**DOCUMENT PASSAGE:**
>>>>>

1. Plaintiff's a motion for leave to file his FAC is GRANTED. Dkt. 20. The Clerk of the Court is directed to file the document attached to Plaintiff's motion, see dkt. 20-1, and docket it as Plaintiff's "First Amended Complaint." Meanwhile, Plaintiff's "Motion for Referral to the Court's Alternative Dispute Resolution Program (Mediation)" is DENIED as premature. Dkt. 23.

2. The served Defendants' motion to screen the FAC is GRANTED, and their motion to stay is DENIED as moot. Dkt. 22.

3. The served Defendants' motion for an extension of time to file their dispositive motion is GRANTED. Dkt. 28. They are directed to file a joint dispositive motion with Defendants Hatton, Dzioba, Shaffer, and Melendrez, and the parties are directed to follow the new briefing schedule outlined below.

4. The Court finds that Plaintiff has stated a cognizable claim of a violation of due process against Defendants Hatton, Dzioba, Shaffer, and Melendrez, in addition to the previously-served Defendants (Martinez, Walters, Gutierrez, Carman, Hoyt, and Anderson).

5. Plaintiff's claims against Defendant Christensen are DISMISSED for failure to state a claim for relief.

6. The Clerk of the Court shall mail a Notice of Lawsuit and Request for Waiver of Service of Summons, two copies of the Waiver of Service of Summons, a copy of the complaint and FAC (dkts. 1, 20-1) and all attachments thereto and a copy of this Order to the following Defendants who are either at CTF or employed by the BPH: Correctional Counselors B. Martinez, G. Walters, and F. Gutierrez; Correctional Officer C. Hoyt; Commissioner A. Anderson; and Psychologist C. Carman. The Clerk of the Court shall also mail a copy of the complaint and a copy of this Order to the served Defendants' attorney. Additionally, the Clerk shall mail a copy of this Order to Plaintiff.

<<<<<

**DATA PROVIDED:**
>>>>>

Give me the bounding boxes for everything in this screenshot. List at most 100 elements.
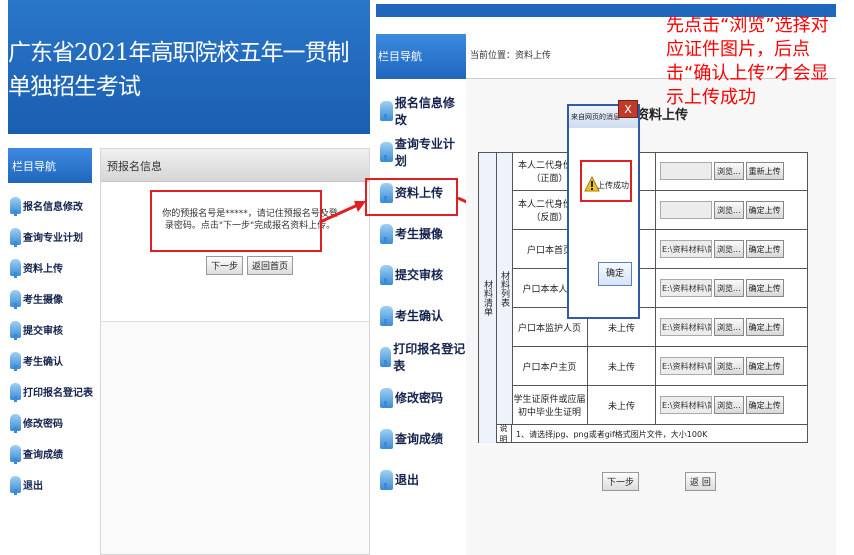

<<<<<

**PROBLEM SET:**
1. Reproduce the court order above the listing word for word, between "1. Plaintiff's a" and "premature. Dkt. 23.", inclusive.
2. Write the next part of the court order that appears before the listing, picking up after its final sentence.

**ANSWERS FOR THIS EXERCISE:**
1.
1. Plaintiff's a motion for leave to file his FAC is GRANTED. Dkt. 20. The Clerk of the Court is directed to file the document attached to Plaintiff's motion, see dkt. 20-1, and docket it as Plaintiff's "First Amended Complaint." Meanwhile, Plaintiff's "Motion for Referral to the Court's Alternative Dispute Resolution Program (Mediation)" is DENIED as premature. Dkt. 23.

2.
7. Defendants Hatton, Dzioba, Shaffer, and Melendrez are cautioned that Rule 4 of the Federal Rules of Civil Procedure requires them to cooperate in saving unnecessary costs of service of the summons and complaint. Pursuant to Rule 4, if these Defendants, after being notified of this action and asked by the Court, on behalf of Plaintiff, to waive service of the summons, fail to do so, they will be required to bear the cost of such service unless good cause be shown for their failure to sign and return the waiver form. If service is waived, this action will proceed as if these Defendants had been served on the date that the waiver is filed, except that pursuant to Rule 12(a)(1)(B), these Defendants will not be required to serve and file an answer before sixty (60) days from the date on which the request for waiver was sent. (This allows a longer time to respond than would be required if formal service of summons is necessary.) These Defendants are asked to read the statement set forth at the foot of the waiver form that more completely describes the duties of the parties with regard to waiver of service of the summons. If service is waived after the date provided in the Notice but before these Defendants have been personally served, the Answer shall be due sixty (60) days from the date on which the request for waiver was sent or twenty (20) days from the date the waiver form is filed, whichever is later.

8. The served Defendants along with Defendants Hatton, Dzioba, Shaffer, and Melendrez (hereinafter collectively referred to as "Defendants") shall answer the complaint in accordance with the Federal Rules of Civil Procedure. The following briefing schedule shall govern dispositive motions in this action for all Defendants:

a. No later than sixty (60) days from the date Defendants Hatton, Dzioba, Shaffer, and Melendrez's answer is due, Defendants shall file a joint motion for summary judgment or other dispositive motion. The motion shall be supported by adequate factual documentation and shall conform in all respects to Federal Rule of Civil Procedure 56. If Defendants are of the opinion that this case cannot be resolved by summary judgment, they shall so inform the Court prior to the date the summary judgment motion is due. All papers filed with the Court shall be promptly served on Plaintiff.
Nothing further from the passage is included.